━━━ Records provided ━━━

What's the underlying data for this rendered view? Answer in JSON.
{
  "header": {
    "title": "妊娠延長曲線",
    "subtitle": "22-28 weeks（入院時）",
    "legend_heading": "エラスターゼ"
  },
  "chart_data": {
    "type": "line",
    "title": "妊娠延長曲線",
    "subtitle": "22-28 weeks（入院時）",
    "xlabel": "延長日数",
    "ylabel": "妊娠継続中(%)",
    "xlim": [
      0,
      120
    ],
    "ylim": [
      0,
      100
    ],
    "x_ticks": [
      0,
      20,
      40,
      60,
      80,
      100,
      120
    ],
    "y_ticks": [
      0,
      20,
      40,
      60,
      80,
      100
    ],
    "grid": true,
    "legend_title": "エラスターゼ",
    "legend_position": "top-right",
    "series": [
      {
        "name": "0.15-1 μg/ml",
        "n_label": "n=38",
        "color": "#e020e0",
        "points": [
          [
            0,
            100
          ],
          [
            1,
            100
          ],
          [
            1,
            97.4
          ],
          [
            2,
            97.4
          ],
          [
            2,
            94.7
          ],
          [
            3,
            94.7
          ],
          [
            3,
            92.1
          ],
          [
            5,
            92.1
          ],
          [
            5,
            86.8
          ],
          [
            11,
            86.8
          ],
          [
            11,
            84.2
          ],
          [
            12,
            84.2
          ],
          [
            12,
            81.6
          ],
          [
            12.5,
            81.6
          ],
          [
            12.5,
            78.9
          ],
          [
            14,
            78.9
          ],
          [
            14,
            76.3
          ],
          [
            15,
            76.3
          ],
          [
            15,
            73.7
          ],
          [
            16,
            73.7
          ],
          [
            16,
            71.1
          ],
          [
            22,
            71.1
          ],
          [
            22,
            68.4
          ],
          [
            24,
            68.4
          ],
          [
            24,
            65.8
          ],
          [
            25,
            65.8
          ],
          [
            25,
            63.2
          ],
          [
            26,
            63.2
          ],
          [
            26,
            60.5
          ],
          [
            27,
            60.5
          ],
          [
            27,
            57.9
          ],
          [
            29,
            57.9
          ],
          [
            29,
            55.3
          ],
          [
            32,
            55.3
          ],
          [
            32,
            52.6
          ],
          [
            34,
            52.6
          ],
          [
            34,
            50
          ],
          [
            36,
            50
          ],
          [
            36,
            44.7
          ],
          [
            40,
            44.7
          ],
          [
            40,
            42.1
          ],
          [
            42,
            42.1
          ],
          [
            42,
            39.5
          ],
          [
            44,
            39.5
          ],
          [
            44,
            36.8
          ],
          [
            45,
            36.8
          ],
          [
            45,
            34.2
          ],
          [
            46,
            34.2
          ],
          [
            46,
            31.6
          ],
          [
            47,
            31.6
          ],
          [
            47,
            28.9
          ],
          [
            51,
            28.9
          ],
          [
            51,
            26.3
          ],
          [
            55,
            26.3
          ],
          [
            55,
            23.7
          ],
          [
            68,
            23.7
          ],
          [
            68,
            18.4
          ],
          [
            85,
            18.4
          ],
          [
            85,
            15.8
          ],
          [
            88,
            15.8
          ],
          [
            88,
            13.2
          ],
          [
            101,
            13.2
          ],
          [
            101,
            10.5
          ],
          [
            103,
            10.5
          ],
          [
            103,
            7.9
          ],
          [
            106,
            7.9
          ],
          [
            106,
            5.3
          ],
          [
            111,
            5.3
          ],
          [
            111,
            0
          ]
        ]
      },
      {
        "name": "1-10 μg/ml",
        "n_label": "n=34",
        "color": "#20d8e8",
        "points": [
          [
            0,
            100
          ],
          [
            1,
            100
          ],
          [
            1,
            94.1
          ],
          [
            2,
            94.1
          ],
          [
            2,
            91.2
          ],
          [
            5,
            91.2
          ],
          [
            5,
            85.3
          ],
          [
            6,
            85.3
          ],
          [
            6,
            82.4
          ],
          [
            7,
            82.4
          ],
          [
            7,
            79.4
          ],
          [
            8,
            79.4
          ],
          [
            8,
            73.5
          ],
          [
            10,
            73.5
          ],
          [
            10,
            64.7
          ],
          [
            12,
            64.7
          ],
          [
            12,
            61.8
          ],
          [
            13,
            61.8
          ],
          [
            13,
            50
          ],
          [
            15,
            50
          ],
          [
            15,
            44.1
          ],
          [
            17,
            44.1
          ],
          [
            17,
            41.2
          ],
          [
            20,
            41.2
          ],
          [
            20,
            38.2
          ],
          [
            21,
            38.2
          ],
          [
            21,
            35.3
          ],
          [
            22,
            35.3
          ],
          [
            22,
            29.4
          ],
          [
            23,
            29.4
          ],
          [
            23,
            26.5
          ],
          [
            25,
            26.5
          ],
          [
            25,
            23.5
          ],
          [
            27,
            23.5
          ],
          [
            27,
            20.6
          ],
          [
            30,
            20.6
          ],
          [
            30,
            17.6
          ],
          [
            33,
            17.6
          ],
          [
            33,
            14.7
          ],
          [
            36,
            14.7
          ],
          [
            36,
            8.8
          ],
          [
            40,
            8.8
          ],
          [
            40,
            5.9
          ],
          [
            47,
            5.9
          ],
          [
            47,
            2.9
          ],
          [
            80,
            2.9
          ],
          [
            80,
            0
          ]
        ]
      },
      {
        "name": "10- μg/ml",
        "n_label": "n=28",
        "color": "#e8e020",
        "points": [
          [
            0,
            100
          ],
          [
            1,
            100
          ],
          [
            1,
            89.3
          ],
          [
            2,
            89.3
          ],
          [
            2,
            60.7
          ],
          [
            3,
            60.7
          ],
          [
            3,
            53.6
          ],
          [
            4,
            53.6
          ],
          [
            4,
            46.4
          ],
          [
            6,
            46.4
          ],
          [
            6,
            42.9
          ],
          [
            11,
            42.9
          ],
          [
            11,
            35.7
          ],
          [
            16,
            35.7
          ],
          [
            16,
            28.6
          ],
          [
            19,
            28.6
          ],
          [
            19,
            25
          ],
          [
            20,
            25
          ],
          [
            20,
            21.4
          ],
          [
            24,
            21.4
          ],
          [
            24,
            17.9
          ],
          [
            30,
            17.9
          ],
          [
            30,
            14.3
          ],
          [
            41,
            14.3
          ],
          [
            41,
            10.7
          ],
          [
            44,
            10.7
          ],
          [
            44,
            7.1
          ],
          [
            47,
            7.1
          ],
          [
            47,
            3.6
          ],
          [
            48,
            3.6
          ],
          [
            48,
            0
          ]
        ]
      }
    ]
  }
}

━━━

_Exercise prompt_. Say how many lines of the data include the word "エラスターゼ". Respond with the number alone.

_Exercise answer_. 2